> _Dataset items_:
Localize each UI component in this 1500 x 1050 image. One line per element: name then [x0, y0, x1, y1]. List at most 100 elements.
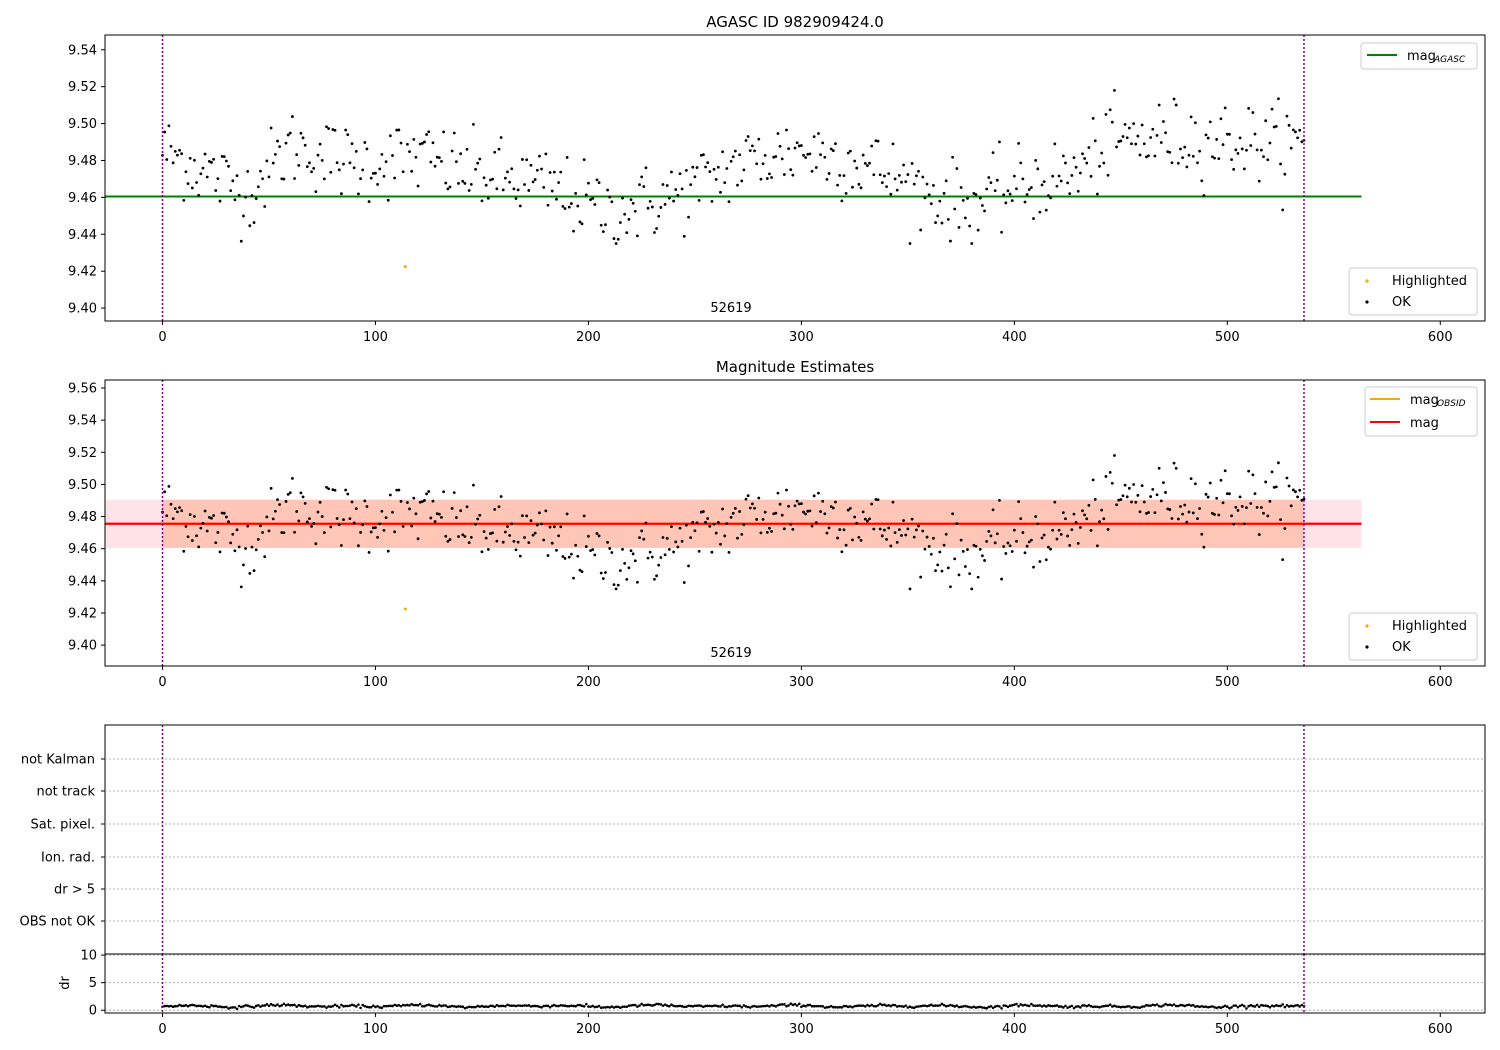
ok-point: [1051, 174, 1055, 178]
dr-point: [717, 1005, 720, 1008]
ok-point: [1000, 577, 1003, 581]
ok-point: [906, 173, 910, 176]
ok-point: [295, 510, 299, 513]
ok-point: [657, 214, 661, 218]
ok-point: [900, 180, 903, 184]
ok-point: [350, 500, 354, 504]
dr-point: [1285, 1003, 1289, 1007]
ok-point: [542, 186, 546, 189]
panel-content: [105, 380, 1362, 666]
ok-point: [808, 509, 812, 513]
dr-point: [403, 1004, 407, 1007]
dr-point: [244, 1004, 247, 1007]
ok-point: [689, 536, 693, 539]
ok-point: [763, 153, 767, 157]
ok-point: [810, 524, 814, 528]
dr-x-tick-label: 600: [1428, 1022, 1453, 1037]
ok-point: [716, 165, 720, 169]
ok-point: [859, 538, 863, 542]
dr-point: [1047, 1004, 1050, 1007]
ok-point: [329, 170, 333, 174]
ok-point: [887, 172, 891, 176]
ok-point: [1247, 106, 1251, 110]
ok-point: [738, 153, 742, 157]
ok-point: [342, 162, 345, 166]
ok-point: [420, 141, 424, 145]
dr-point: [972, 1005, 976, 1009]
ok-point: [412, 137, 416, 141]
dr-point: [208, 1005, 211, 1009]
dr-point: [320, 1005, 324, 1008]
dr-point: [1004, 1004, 1008, 1008]
dr-point: [623, 1005, 626, 1008]
dr-point: [376, 1004, 379, 1008]
dr-point: [267, 1004, 271, 1008]
ok-point: [1115, 145, 1118, 149]
ok-point: [1072, 512, 1076, 516]
dr-point: [372, 1004, 375, 1007]
ok-point: [714, 178, 718, 181]
ok-point: [374, 171, 377, 175]
dr-point: [472, 1005, 475, 1009]
dr-point: [599, 1006, 603, 1010]
ok-point: [836, 536, 839, 540]
ok-point: [1066, 534, 1069, 538]
dr-point: [783, 1003, 786, 1006]
y-tick-label: 9.56: [68, 382, 97, 397]
ok-point: [516, 188, 520, 192]
dr-point: [478, 1005, 482, 1008]
ok-point: [314, 190, 318, 194]
ok-point: [697, 549, 701, 553]
x-tick-label: 0: [158, 330, 166, 345]
dr-point: [949, 1003, 952, 1007]
dr-point: [421, 1004, 424, 1008]
ok-point: [1251, 111, 1255, 114]
ok-point: [499, 495, 503, 498]
dr-point: [819, 1004, 822, 1008]
dr-point: [282, 1002, 286, 1006]
ok-point: [516, 540, 520, 544]
ok-point: [491, 177, 494, 181]
ok-point: [329, 525, 333, 529]
ok-point: [949, 239, 952, 243]
dr-point: [239, 1005, 243, 1009]
dr-point: [1100, 1005, 1103, 1008]
dr-point: [785, 1004, 788, 1008]
ok-point: [893, 531, 897, 535]
ok-point: [163, 490, 167, 494]
ok-point: [591, 196, 595, 200]
dr-point: [755, 1005, 758, 1009]
ok-point: [753, 149, 756, 153]
ok-point: [312, 166, 316, 170]
dr-point: [308, 1005, 311, 1008]
dr-point: [237, 1004, 241, 1008]
dr-point: [1236, 1005, 1240, 1009]
dr-point: [1172, 1003, 1176, 1006]
ok-point: [318, 500, 322, 504]
dr-point: [727, 1005, 731, 1008]
dr-point: [900, 1005, 903, 1008]
ok-point: [727, 200, 731, 204]
ok-point: [297, 519, 301, 523]
ok-point: [574, 191, 578, 195]
dr-x-tick-label: 300: [789, 1022, 814, 1037]
ok-point: [880, 181, 884, 184]
dr-point: [789, 1002, 793, 1005]
ok-point: [667, 547, 671, 551]
dr-point: [1119, 1005, 1123, 1009]
ok-point: [678, 172, 682, 176]
ok-point: [897, 174, 901, 177]
dr-point: [506, 1003, 509, 1007]
dr-point: [1230, 1006, 1233, 1009]
ok-point: [282, 531, 286, 535]
ok-point: [1027, 188, 1031, 191]
ok-point: [1047, 194, 1050, 198]
ok-point: [974, 193, 978, 196]
dr-point: [369, 1005, 373, 1009]
dr-point: [504, 1005, 507, 1008]
ok-point: [1242, 167, 1246, 171]
dr-point: [1223, 1004, 1227, 1008]
ok-point: [814, 166, 818, 169]
dr-point: [1206, 1005, 1210, 1009]
dr-point: [1296, 1003, 1299, 1007]
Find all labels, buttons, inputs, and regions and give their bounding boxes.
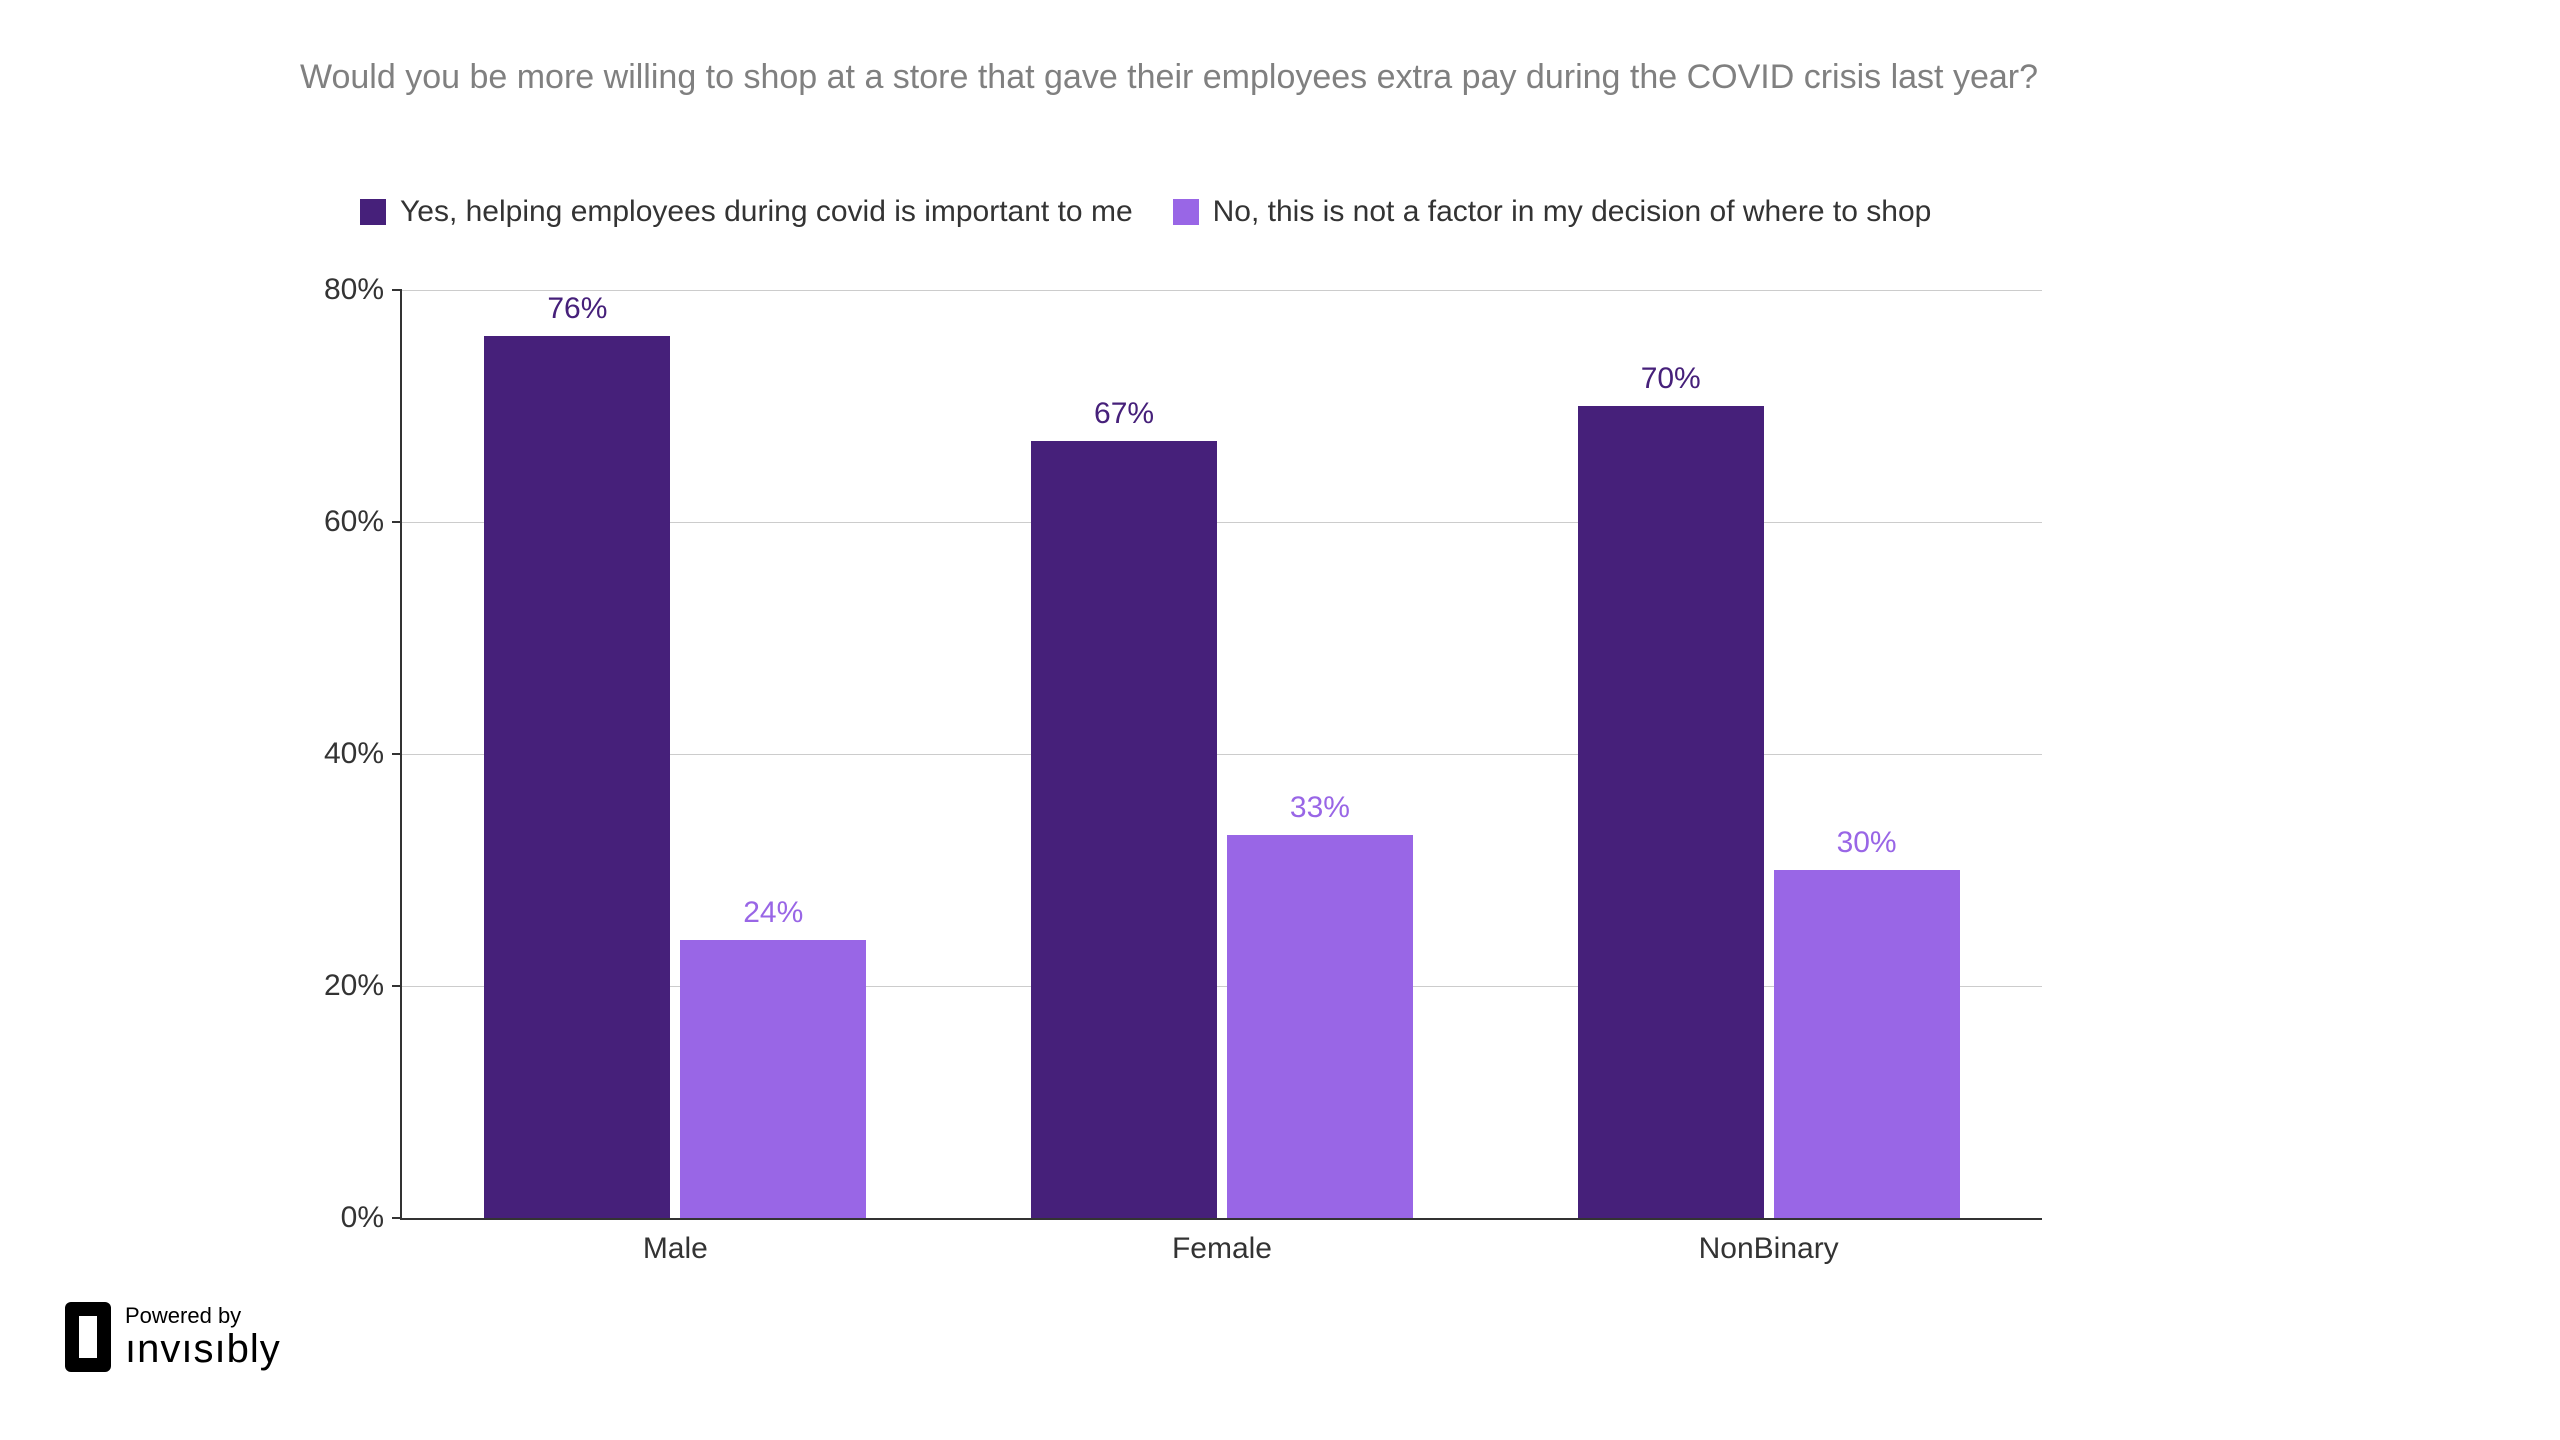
legend-swatch-no (1173, 199, 1199, 225)
bar: 30% (1774, 870, 1960, 1218)
bar: 76% (484, 336, 670, 1218)
chart-footer: Powered by ınvısıbly (65, 1302, 281, 1372)
y-tick-mark (392, 521, 402, 523)
powered-by-label: Powered by (125, 1305, 281, 1327)
bar-value-label: 30% (1774, 826, 1960, 870)
bar-value-label: 70% (1578, 362, 1764, 406)
legend-item-yes: Yes, helping employees during covid is i… (360, 195, 1133, 229)
y-tick-label: 60% (324, 505, 384, 539)
bar-value-label: 76% (484, 292, 670, 336)
legend-item-no: No, this is not a factor in my decision … (1173, 195, 1932, 229)
legend-swatch-yes (360, 199, 386, 225)
x-axis-label: Male (402, 1232, 949, 1266)
brand-name: ınvısıbly (125, 1329, 281, 1369)
x-axis-label: NonBinary (1495, 1232, 2042, 1266)
y-tick-mark (392, 753, 402, 755)
y-tick-label: 0% (341, 1201, 384, 1235)
bar-value-label: 67% (1031, 397, 1217, 441)
y-tick-mark (392, 1217, 402, 1219)
legend-label-no: No, this is not a factor in my decision … (1213, 195, 1932, 229)
chart-plot-area: 0%20%40%60%80%76%24%Male67%33%Female70%3… (400, 290, 2042, 1220)
y-tick-label: 20% (324, 969, 384, 1003)
bar-group: 67%33%Female (949, 290, 1496, 1218)
bar: 24% (680, 940, 866, 1218)
bar-group: 76%24%Male (402, 290, 949, 1218)
x-axis-label: Female (949, 1232, 1496, 1266)
y-tick-mark (392, 289, 402, 291)
bar: 33% (1227, 835, 1413, 1218)
chart-canvas: Would you be more willing to shop at a s… (0, 0, 2560, 1440)
y-tick-label: 80% (324, 273, 384, 307)
footer-text: Powered by ınvısıbly (125, 1305, 281, 1369)
legend-label-yes: Yes, helping employees during covid is i… (400, 195, 1133, 229)
bar: 70% (1578, 406, 1764, 1218)
bar-group: 70%30%NonBinary (1495, 290, 2042, 1218)
y-tick-mark (392, 985, 402, 987)
y-tick-label: 40% (324, 737, 384, 771)
chart-legend: Yes, helping employees during covid is i… (360, 195, 1931, 229)
invisibly-logo-icon (65, 1302, 111, 1372)
bar-value-label: 24% (680, 896, 866, 940)
bar-value-label: 33% (1227, 791, 1413, 835)
chart-title: Would you be more willing to shop at a s… (300, 55, 2100, 101)
bar: 67% (1031, 441, 1217, 1218)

> _Directive_: Switch every "dr-point" in the items above to "red-point" and write out all the lines again with nothing else changed. Leave the pictures out.

> _Complete answer_:
Localize each UI component in this 1500 x 1050 image. One line per element: name then [x0, y0, x1, y1]. List at most 100 elements.
ok-point: [1051, 174, 1055, 178]
red-point: [717, 1005, 720, 1008]
ok-point: [1000, 577, 1003, 581]
ok-point: [906, 173, 910, 176]
ok-point: [295, 510, 299, 513]
ok-point: [657, 214, 661, 218]
ok-point: [900, 180, 903, 184]
ok-point: [350, 500, 354, 504]
red-point: [1285, 1003, 1289, 1007]
ok-point: [542, 186, 546, 189]
panel-content: [105, 380, 1362, 666]
ok-point: [808, 509, 812, 513]
red-point: [403, 1004, 407, 1007]
red-point: [244, 1004, 247, 1007]
ok-point: [689, 536, 693, 539]
ok-point: [763, 153, 767, 157]
ok-point: [810, 524, 814, 528]
dr-x-tick-label: 600: [1428, 1022, 1453, 1037]
ok-point: [716, 165, 720, 169]
ok-point: [859, 538, 863, 542]
red-point: [1047, 1004, 1050, 1007]
ok-point: [329, 170, 333, 174]
ok-point: [887, 172, 891, 176]
ok-point: [1247, 106, 1251, 110]
ok-point: [738, 153, 742, 157]
ok-point: [342, 162, 345, 166]
ok-point: [420, 141, 424, 145]
red-point: [972, 1005, 976, 1009]
ok-point: [412, 137, 416, 141]
red-point: [208, 1005, 211, 1009]
red-point: [320, 1005, 324, 1008]
red-point: [1004, 1004, 1008, 1008]
red-point: [623, 1005, 626, 1008]
red-point: [376, 1004, 379, 1008]
red-point: [267, 1004, 271, 1008]
ok-point: [1115, 145, 1118, 149]
ok-point: [1072, 512, 1076, 516]
red-point: [372, 1004, 375, 1007]
ok-point: [714, 178, 718, 181]
ok-point: [374, 171, 377, 175]
red-point: [472, 1005, 475, 1009]
red-point: [599, 1006, 603, 1010]
ok-point: [836, 536, 839, 540]
ok-point: [1066, 534, 1069, 538]
red-point: [783, 1003, 786, 1006]
y-tick-label: 9.56: [68, 382, 97, 397]
ok-point: [516, 188, 520, 192]
red-point: [478, 1005, 482, 1008]
ok-point: [314, 190, 318, 194]
ok-point: [697, 549, 701, 553]
x-tick-label: 0: [158, 330, 166, 345]
red-point: [949, 1003, 952, 1007]
red-point: [421, 1004, 424, 1008]
ok-point: [1251, 111, 1255, 114]
ok-point: [499, 495, 503, 498]
red-point: [819, 1004, 822, 1008]
red-point: [282, 1002, 286, 1006]
ok-point: [516, 540, 520, 544]
ok-point: [491, 177, 494, 181]
ok-point: [329, 525, 333, 529]
ok-point: [949, 239, 952, 243]
red-point: [239, 1005, 243, 1009]
red-point: [1100, 1005, 1103, 1008]
red-point: [785, 1004, 788, 1008]
ok-point: [893, 531, 897, 535]
ok-point: [163, 490, 167, 494]
ok-point: [591, 196, 595, 200]
red-point: [755, 1005, 758, 1009]
ok-point: [753, 149, 756, 153]
ok-point: [312, 166, 316, 170]
red-point: [308, 1005, 311, 1008]
red-point: [237, 1004, 241, 1008]
red-point: [1236, 1005, 1240, 1009]
red-point: [1172, 1003, 1176, 1006]
ok-point: [318, 500, 322, 504]
red-point: [727, 1005, 731, 1008]
red-point: [900, 1005, 903, 1008]
ok-point: [727, 200, 731, 204]
ok-point: [297, 519, 301, 523]
ok-point: [574, 191, 578, 195]
dr-x-tick-label: 300: [789, 1022, 814, 1037]
ok-point: [880, 181, 884, 184]
red-point: [789, 1002, 793, 1005]
ok-point: [667, 547, 671, 551]
red-point: [1119, 1005, 1123, 1009]
ok-point: [678, 172, 682, 176]
ok-point: [897, 174, 901, 177]
red-point: [506, 1003, 509, 1007]
red-point: [1230, 1006, 1233, 1009]
ok-point: [282, 531, 286, 535]
ok-point: [1027, 188, 1031, 191]
ok-point: [1047, 194, 1050, 198]
ok-point: [974, 193, 978, 196]
red-point: [369, 1005, 373, 1009]
red-point: [504, 1005, 507, 1008]
ok-point: [1242, 167, 1246, 171]
red-point: [1223, 1004, 1227, 1008]
ok-point: [814, 166, 818, 169]
red-point: [1206, 1005, 1210, 1009]
red-point: [1296, 1003, 1299, 1007]
Find all labels, buttons, inputs, and regions and give their bounding boxes.
legend-swatch-no (1173, 199, 1199, 225)
bar: 30% (1774, 870, 1960, 1218)
bar: 76% (484, 336, 670, 1218)
chart-footer: Powered by ınvısıbly (65, 1302, 281, 1372)
y-tick-mark (392, 521, 402, 523)
powered-by-label: Powered by (125, 1305, 281, 1327)
bar-value-label: 30% (1774, 826, 1960, 870)
bar-value-label: 70% (1578, 362, 1764, 406)
legend-item-yes: Yes, helping employees during covid is i… (360, 195, 1133, 229)
y-tick-label: 60% (324, 505, 384, 539)
bar-value-label: 76% (484, 292, 670, 336)
legend-item-no: No, this is not a factor in my decision … (1173, 195, 1932, 229)
legend-swatch-yes (360, 199, 386, 225)
x-axis-label: Male (402, 1232, 949, 1266)
brand-name: ınvısıbly (125, 1329, 281, 1369)
x-axis-label: NonBinary (1495, 1232, 2042, 1266)
y-tick-mark (392, 753, 402, 755)
y-tick-label: 0% (341, 1201, 384, 1235)
bar-value-label: 67% (1031, 397, 1217, 441)
y-tick-mark (392, 1217, 402, 1219)
legend-label-no: No, this is not a factor in my decision … (1213, 195, 1932, 229)
chart-plot-area: 0%20%40%60%80%76%24%Male67%33%Female70%3… (400, 290, 2042, 1220)
y-tick-label: 20% (324, 969, 384, 1003)
bar-group: 67%33%Female (949, 290, 1496, 1218)
bar: 24% (680, 940, 866, 1218)
bar-group: 76%24%Male (402, 290, 949, 1218)
x-axis-label: Female (949, 1232, 1496, 1266)
y-tick-mark (392, 289, 402, 291)
bar: 33% (1227, 835, 1413, 1218)
chart-canvas: Would you be more willing to shop at a s… (0, 0, 2560, 1440)
y-tick-label: 80% (324, 273, 384, 307)
footer-text: Powered by ınvısıbly (125, 1305, 281, 1369)
legend-label-yes: Yes, helping employees during covid is i… (400, 195, 1133, 229)
bar: 70% (1578, 406, 1764, 1218)
bar-group: 70%30%NonBinary (1495, 290, 2042, 1218)
y-tick-mark (392, 985, 402, 987)
y-tick-label: 40% (324, 737, 384, 771)
chart-legend: Yes, helping employees during covid is i… (360, 195, 1931, 229)
invisibly-logo-icon (65, 1302, 111, 1372)
bar-value-label: 24% (680, 896, 866, 940)
bar-value-label: 33% (1227, 791, 1413, 835)
chart-title: Would you be more willing to shop at a s… (300, 55, 2100, 101)
bar: 67% (1031, 441, 1217, 1218)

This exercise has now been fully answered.